= Problem to solve =
Search the material for the word "люди" and report each line where it turns up.

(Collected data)
━━━━━━

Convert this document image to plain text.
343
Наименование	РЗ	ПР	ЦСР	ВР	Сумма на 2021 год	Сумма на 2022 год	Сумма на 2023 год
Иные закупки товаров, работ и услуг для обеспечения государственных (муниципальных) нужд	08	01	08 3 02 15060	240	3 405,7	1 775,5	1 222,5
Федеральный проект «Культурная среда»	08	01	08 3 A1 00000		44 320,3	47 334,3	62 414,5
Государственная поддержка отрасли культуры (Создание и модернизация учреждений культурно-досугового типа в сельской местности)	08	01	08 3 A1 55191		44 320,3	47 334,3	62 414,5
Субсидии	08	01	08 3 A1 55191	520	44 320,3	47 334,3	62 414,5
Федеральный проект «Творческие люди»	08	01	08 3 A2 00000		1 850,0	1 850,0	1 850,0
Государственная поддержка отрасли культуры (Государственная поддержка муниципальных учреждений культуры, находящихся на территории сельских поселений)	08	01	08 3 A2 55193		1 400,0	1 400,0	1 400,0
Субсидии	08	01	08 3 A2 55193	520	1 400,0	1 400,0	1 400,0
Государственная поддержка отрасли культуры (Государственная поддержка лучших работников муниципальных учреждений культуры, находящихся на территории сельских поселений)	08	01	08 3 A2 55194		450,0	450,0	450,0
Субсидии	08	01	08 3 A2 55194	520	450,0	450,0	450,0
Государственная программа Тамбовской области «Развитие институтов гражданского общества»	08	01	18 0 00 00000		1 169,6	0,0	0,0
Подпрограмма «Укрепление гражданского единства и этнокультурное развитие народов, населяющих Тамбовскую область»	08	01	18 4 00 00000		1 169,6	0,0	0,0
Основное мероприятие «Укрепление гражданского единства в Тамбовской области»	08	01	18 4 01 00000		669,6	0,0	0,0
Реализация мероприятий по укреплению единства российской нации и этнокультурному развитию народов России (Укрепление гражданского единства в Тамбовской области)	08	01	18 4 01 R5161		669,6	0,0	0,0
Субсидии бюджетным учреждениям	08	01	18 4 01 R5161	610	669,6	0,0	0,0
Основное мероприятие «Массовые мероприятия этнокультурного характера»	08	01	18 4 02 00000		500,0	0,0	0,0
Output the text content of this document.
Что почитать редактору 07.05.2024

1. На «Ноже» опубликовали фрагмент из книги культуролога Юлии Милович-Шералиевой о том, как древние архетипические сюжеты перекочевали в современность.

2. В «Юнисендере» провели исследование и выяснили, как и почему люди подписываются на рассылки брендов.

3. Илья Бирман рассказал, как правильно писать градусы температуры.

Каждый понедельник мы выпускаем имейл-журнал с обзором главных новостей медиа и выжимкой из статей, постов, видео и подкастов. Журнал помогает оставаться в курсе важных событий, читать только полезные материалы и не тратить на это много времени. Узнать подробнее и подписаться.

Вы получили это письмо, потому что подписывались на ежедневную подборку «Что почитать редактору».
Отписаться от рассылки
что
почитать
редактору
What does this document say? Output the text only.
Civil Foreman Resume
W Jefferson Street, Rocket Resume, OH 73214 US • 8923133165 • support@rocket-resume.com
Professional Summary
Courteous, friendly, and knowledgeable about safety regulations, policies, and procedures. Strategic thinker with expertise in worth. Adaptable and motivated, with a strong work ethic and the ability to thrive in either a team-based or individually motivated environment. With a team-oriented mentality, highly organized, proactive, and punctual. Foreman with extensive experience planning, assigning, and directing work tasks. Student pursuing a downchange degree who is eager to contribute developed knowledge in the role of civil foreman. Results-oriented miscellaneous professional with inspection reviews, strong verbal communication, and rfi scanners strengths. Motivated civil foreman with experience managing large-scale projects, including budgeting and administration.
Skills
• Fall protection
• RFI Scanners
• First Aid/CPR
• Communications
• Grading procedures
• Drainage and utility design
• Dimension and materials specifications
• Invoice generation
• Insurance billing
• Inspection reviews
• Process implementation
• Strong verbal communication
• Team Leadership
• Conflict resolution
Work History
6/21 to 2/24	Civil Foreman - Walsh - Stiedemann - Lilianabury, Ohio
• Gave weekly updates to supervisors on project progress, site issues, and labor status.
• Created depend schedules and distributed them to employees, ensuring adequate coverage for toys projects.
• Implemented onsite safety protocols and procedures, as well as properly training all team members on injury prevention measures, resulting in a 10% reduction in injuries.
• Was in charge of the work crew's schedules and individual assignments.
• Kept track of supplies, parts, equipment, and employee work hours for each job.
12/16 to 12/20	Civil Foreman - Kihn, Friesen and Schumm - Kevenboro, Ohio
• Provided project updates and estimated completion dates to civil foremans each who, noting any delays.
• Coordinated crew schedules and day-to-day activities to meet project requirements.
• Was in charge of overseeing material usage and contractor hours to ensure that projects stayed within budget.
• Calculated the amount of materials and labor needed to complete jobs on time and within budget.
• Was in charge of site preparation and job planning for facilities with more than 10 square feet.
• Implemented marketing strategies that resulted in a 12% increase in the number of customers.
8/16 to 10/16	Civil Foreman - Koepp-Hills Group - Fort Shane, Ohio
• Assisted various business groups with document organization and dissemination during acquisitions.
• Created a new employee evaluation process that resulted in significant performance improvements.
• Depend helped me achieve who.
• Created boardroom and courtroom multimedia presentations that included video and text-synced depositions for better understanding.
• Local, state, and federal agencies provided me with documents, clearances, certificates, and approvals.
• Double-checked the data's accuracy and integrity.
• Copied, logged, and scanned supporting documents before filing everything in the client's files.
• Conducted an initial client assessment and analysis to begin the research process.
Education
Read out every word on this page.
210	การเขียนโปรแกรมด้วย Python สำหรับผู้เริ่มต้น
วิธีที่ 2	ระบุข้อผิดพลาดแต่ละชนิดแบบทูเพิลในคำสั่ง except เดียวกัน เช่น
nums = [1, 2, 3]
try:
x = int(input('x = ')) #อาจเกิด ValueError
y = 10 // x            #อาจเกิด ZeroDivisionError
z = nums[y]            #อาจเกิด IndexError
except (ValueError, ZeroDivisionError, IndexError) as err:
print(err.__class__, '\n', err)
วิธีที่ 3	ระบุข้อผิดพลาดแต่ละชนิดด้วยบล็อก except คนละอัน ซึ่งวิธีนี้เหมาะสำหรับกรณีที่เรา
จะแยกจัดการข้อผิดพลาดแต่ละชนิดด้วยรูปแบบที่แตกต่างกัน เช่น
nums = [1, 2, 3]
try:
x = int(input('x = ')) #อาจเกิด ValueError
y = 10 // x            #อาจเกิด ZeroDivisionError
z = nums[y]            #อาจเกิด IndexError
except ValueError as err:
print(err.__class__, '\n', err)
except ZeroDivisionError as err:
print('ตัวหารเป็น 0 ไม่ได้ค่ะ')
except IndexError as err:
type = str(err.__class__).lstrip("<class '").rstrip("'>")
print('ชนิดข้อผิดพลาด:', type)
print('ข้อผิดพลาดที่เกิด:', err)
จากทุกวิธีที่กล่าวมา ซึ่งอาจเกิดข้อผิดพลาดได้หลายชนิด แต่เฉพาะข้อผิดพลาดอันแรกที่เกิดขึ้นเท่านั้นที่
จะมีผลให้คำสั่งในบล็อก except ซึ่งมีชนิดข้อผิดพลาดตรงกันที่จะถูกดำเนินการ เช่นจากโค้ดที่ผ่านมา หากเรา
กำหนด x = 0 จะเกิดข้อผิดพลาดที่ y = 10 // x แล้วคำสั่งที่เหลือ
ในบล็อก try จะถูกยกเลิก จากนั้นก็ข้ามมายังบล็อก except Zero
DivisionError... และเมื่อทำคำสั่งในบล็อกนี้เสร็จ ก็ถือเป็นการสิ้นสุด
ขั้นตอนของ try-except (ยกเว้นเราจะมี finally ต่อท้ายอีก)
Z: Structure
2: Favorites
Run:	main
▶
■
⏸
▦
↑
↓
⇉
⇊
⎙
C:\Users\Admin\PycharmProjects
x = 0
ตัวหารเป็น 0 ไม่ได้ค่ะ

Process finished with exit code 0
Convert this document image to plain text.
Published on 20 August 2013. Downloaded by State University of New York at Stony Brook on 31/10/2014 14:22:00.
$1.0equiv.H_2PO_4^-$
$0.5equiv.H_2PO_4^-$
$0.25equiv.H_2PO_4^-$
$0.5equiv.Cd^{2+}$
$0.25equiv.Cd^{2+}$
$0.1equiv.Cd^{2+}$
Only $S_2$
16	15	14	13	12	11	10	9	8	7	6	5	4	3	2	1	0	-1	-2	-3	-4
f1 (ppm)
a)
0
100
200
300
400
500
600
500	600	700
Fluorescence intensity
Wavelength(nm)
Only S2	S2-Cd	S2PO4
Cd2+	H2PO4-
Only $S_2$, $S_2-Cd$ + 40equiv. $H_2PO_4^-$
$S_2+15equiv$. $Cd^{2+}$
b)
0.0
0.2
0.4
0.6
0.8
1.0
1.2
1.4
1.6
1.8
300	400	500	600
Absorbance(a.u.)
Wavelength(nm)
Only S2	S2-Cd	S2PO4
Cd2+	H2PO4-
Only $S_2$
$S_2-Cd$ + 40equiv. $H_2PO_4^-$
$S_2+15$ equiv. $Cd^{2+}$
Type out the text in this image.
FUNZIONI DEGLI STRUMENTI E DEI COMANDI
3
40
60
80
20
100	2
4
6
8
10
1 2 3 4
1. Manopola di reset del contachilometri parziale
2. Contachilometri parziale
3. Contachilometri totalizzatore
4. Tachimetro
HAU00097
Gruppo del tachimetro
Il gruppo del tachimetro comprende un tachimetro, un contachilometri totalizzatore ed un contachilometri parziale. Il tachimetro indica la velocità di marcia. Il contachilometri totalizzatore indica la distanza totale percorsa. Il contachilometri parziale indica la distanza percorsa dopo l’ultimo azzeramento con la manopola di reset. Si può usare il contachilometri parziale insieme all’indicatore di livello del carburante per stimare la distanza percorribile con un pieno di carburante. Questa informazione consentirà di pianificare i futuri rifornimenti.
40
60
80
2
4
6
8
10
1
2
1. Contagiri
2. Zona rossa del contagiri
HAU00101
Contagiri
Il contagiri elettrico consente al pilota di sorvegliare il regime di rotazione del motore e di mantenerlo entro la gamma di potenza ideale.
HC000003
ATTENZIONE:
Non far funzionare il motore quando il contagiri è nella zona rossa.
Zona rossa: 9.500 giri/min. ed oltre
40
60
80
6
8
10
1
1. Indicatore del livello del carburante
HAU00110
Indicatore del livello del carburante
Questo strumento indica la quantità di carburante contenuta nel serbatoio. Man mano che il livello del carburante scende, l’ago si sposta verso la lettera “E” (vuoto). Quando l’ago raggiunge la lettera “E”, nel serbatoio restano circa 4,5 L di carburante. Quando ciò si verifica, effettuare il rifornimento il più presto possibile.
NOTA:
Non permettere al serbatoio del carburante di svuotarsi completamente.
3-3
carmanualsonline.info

━━━━━━

= Complete output =
Федеральный проект «Творческие люди»	08	01	08 3 A2 00000		1 850,0	1 850,0	1 850,0
2. В «Юнисендере» провели исследование и выяснили, как и почему люди подписываются на рассылки брендов.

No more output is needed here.